Swap "side view" for "lateral view" in the stretch from the line containing "Patent image size: (1084, 577)." through the line containing "The rotation direction b is at (395, 492).", and give back only those lines with nothing else changed.
====== MATERIALS PROVIDED
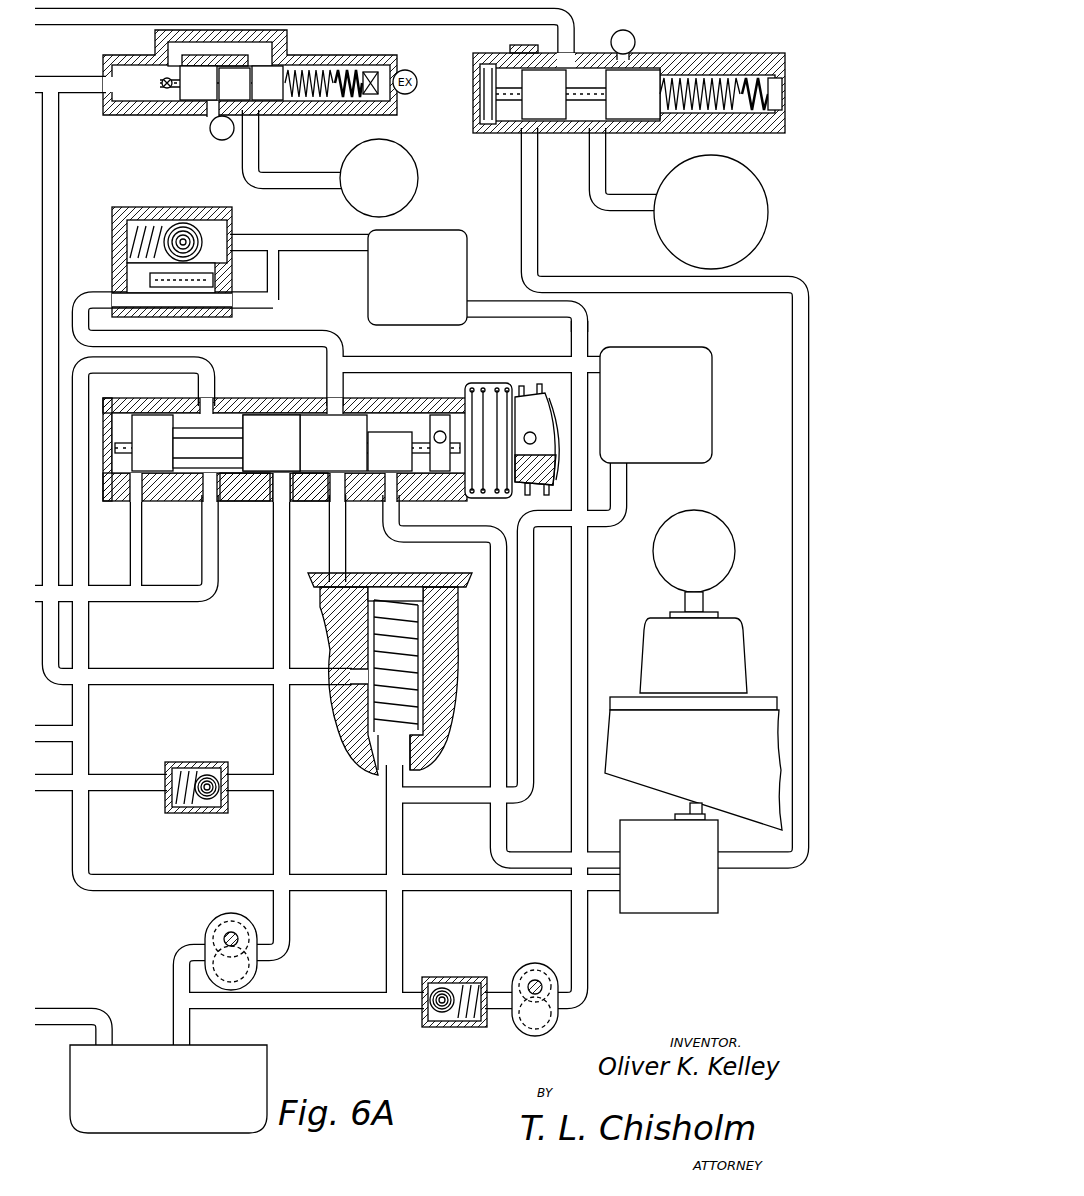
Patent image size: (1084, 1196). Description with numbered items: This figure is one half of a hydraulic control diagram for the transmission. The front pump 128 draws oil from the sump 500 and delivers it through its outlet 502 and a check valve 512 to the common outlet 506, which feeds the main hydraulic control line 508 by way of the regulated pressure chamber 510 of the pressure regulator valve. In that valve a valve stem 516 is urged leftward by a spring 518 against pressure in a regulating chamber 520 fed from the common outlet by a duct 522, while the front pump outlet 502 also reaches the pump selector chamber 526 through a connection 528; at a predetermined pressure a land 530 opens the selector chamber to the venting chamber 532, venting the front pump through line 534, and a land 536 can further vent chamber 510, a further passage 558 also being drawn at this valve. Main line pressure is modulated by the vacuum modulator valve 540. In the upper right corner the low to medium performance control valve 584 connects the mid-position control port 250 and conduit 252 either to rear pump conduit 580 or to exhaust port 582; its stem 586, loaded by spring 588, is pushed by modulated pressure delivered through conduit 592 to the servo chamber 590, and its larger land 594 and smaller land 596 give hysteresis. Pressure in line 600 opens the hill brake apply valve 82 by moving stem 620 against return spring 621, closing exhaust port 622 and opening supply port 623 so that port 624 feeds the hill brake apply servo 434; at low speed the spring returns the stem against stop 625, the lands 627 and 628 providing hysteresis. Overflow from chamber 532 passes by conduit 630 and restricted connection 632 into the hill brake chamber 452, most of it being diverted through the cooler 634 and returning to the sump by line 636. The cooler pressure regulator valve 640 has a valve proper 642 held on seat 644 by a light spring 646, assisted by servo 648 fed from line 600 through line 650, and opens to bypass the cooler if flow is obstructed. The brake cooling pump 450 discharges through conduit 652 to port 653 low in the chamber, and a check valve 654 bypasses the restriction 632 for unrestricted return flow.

The hill brake apply valve 82 is at (150, 116).
The front pump 128 is at (218, 928).
The mid-position control port 250 is at (756, 186).
The conduit 252 is at (606, 198).
The hill brake apply servo 434 is at (417, 172).
The brake cooling pump 450 is at (556, 1018).
The hill brake chamber 452 is at (450, 236).
The sump 500 is at (250, 1073).
The front pump outlet 502 is at (290, 847).
The common outlet 506 is at (216, 575).
The main hydraulic control line 508 is at (214, 390).
The regulated pressure chamber 510 is at (212, 485).
The check valve 512 is at (226, 766).
The valve stem 516 is at (207, 438).
The spring 518 is at (541, 386).
The regulating chamber 520 is at (130, 420).
The duct 522 is at (140, 532).
The pump selector chamber 526 is at (280, 488).
The connection 528 is at (284, 586).
The land 530 is at (345, 425).
The venting chamber 532 is at (335, 488).
The line 534 is at (342, 572).
The land 536 is at (262, 410).
The vacuum modulator valve 540 is at (748, 682).
The line 558 is at (390, 490).
The conduit 580 is at (568, 24).
The exhaust port 582 is at (634, 34).
The low to medium performance control valve 584 is at (754, 64).
The valve stem 586 is at (598, 133).
The spring 588 is at (762, 68).
The stator control valve operating chamber 590 is at (523, 62).
The conduit 592 is at (524, 205).
The land 594 is at (524, 133).
The land 596 is at (620, 133).
The line 600 is at (104, 78).
The valve stem 620 is at (243, 88).
The return spring 621 is at (376, 66).
The exhaust port 622 is at (222, 141).
The supply port 623 is at (272, 58).
The port 624 is at (292, 178).
The stop 625 is at (170, 84).
The land 627 is at (282, 88).
The land 628 is at (207, 115).
The conduit 630 is at (298, 242).
The restricted connection 632 is at (278, 265).
The cooler 634 is at (672, 350).
The line 636 is at (624, 508).
The cooler pressure regulator valve 640 is at (440, 700).
The valve proper 642 is at (430, 590).
The seat 644 is at (385, 585).
The light spring 646 is at (425, 648).
The pressure chamber 648 is at (352, 662).
The line 650 is at (176, 680).
The conduit 652 is at (584, 588).
The port 653 is at (475, 305).
The check valve 654 is at (185, 235).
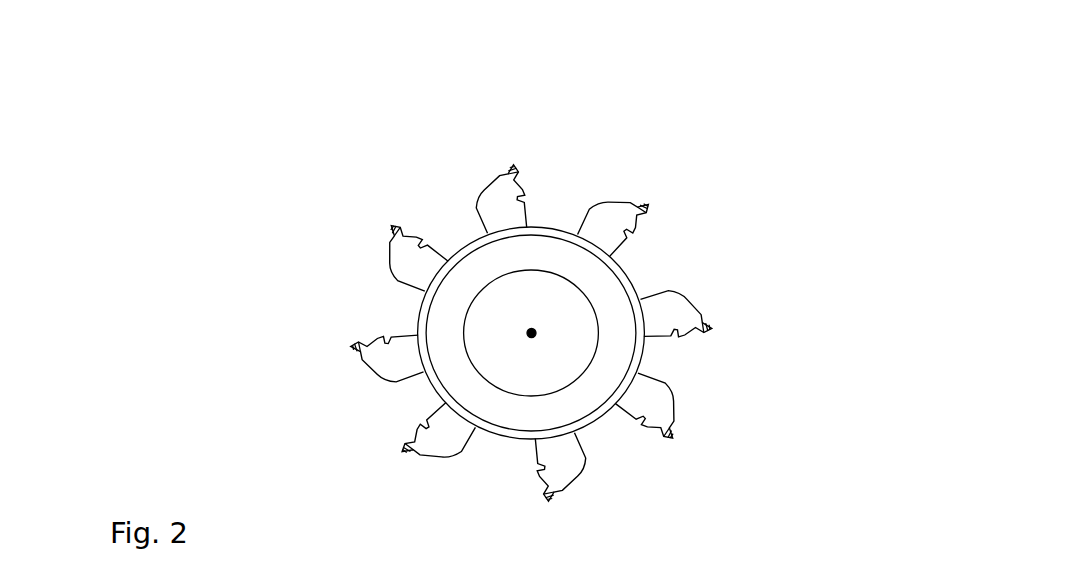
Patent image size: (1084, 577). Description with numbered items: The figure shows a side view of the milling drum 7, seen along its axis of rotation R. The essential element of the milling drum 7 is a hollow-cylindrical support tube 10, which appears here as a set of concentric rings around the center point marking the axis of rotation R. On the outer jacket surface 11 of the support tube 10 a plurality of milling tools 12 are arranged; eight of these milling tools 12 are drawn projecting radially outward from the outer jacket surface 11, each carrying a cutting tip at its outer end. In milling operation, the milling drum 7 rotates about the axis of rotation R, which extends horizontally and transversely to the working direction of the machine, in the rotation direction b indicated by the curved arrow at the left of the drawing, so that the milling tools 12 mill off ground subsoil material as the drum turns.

The milling drum 7 is at (604, 166).
The support tube 10 is at (508, 435).
The outer jacket surface 11 is at (630, 275).
The milling tools 12 is at (495, 208).
The axis of rotation R is at (532, 333).
The rotation direction b is at (395, 492).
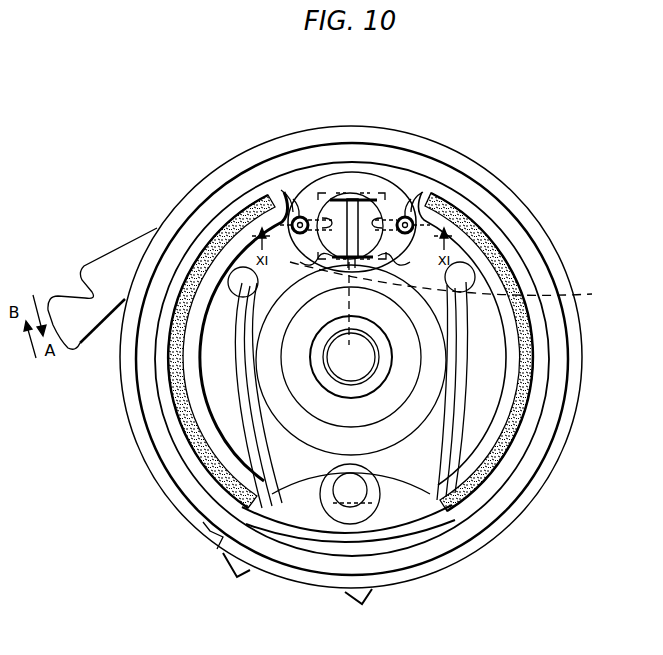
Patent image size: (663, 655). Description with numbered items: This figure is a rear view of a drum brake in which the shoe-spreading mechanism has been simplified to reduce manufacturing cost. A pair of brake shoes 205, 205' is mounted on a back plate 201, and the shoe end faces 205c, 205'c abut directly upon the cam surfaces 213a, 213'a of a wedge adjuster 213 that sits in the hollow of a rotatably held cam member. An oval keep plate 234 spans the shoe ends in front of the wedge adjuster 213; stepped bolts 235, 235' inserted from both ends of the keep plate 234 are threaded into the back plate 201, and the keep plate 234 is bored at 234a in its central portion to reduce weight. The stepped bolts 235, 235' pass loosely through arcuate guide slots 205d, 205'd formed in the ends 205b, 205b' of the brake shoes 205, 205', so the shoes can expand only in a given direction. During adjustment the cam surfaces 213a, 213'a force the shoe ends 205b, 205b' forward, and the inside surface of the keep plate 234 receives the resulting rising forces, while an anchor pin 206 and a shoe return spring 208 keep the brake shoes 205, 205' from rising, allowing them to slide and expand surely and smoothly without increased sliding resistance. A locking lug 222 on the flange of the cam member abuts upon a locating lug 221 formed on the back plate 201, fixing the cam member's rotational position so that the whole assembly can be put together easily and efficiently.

The back plate 201 is at (578, 332).
The brake shoe 205 is at (182, 354).
The brake shoe 205' is at (523, 338).
The end of brake shoe 205b is at (497, 178).
The end of brake shoe 205b' is at (228, 161).
The end face of brake shoe 205c is at (372, 195).
The end face of brake shoe 205'c is at (307, 179).
The arcuate guide slot 205d is at (425, 200).
The arcuate guide slot 205'd is at (260, 152).
The anchor pin 206 is at (352, 493).
The shoe return spring 208 is at (508, 487).
The wedge adjuster 213 is at (351, 178).
The cam surface 213a is at (325, 262).
The cam surface 213'a is at (532, 373).
The locating lug 221 is at (351, 358).
The locking lug 222 is at (580, 294).
The keep plate 234 is at (392, 180).
The bore of keep plate 234a is at (452, 272).
The stepped bolt 235 is at (504, 342).
The stepped bolt 235' is at (218, 332).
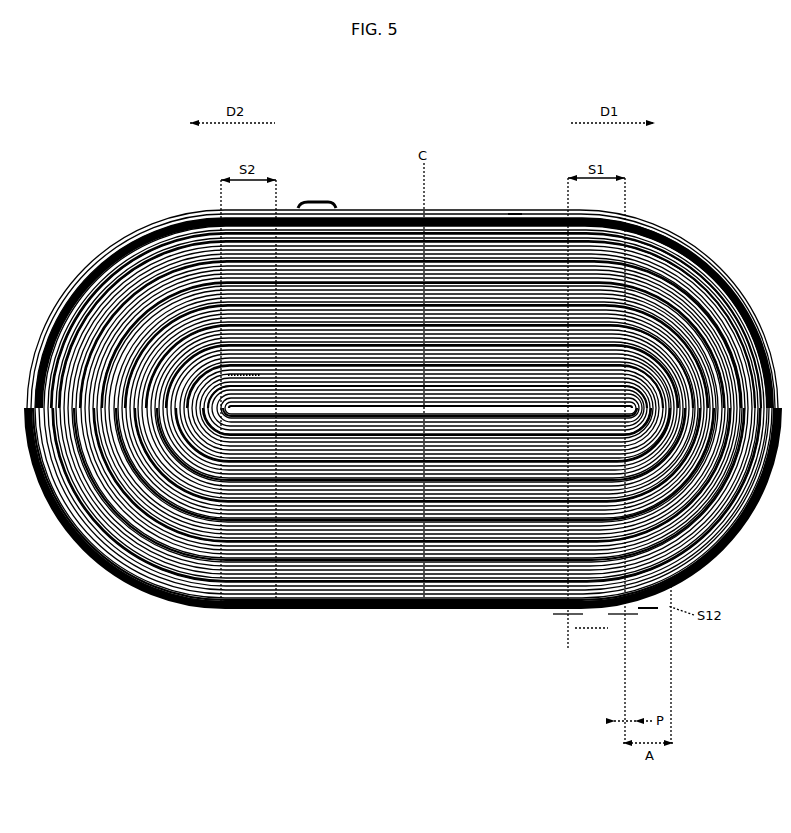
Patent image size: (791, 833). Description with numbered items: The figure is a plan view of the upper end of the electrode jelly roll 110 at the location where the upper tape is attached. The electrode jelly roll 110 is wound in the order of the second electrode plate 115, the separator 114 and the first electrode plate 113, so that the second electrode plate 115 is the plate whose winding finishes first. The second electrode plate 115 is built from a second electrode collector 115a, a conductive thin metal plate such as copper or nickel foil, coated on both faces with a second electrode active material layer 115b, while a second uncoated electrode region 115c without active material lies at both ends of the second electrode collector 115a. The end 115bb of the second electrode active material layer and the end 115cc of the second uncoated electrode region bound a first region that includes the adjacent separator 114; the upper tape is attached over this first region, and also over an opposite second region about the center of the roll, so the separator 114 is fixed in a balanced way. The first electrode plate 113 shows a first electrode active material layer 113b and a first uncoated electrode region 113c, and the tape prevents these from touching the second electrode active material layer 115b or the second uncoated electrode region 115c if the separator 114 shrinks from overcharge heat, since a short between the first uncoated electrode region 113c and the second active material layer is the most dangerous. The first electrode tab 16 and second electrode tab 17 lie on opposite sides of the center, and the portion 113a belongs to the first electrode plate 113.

The electrode jelly roll 110 is at (62, 85).
The first terminal 16 is at (300, 193).
The second terminal 17 is at (507, 200).
The separator 114 is at (285, 600).
The first electrode plate 113 is at (500, 659).
The first pattern portion 113a is at (452, 612).
The first electrode active material layer 113b is at (413, 612).
The first uncoated electrode region 113c is at (517, 612).
The second electrode plate 115 is at (617, 683).
The second electrode collector 115a is at (543, 612).
The second electrode active material layer 115b is at (569, 650).
The second uncoated electrode region 115c is at (624, 650).
The end of the second electrode active material layer 115bb is at (580, 613).
The end of the second uncoated electrode region 115cc is at (640, 613).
============
- **TASK ANSWER**
Patent image size: (1084, 577). Description with numbered items: The figure shows a lateral view of the milling drum 7, seen along its axis of rotation R. The essential element of the milling drum 7 is a hollow-cylindrical support tube 10, which appears here as a set of concentric rings around the center point marking the axis of rotation R. On the outer jacket surface 11 of the support tube 10 a plurality of milling tools 12 are arranged; eight of these milling tools 12 are drawn projecting radially outward from the outer jacket surface 11, each carrying a cutting tip at its outer end. In milling operation, the milling drum 7 rotates about the axis of rotation R, which extends horizontally and transversely to the working direction of the machine, in the rotation direction b indicated by the curved arrow at the left of the drawing, so that the milling tools 12 mill off ground subsoil material as the drum turns.

The milling drum 7 is at (604, 166).
The support tube 10 is at (508, 435).
The outer jacket surface 11 is at (630, 275).
The milling tools 12 is at (495, 208).
The axis of rotation R is at (532, 333).
The rotation direction b is at (395, 492).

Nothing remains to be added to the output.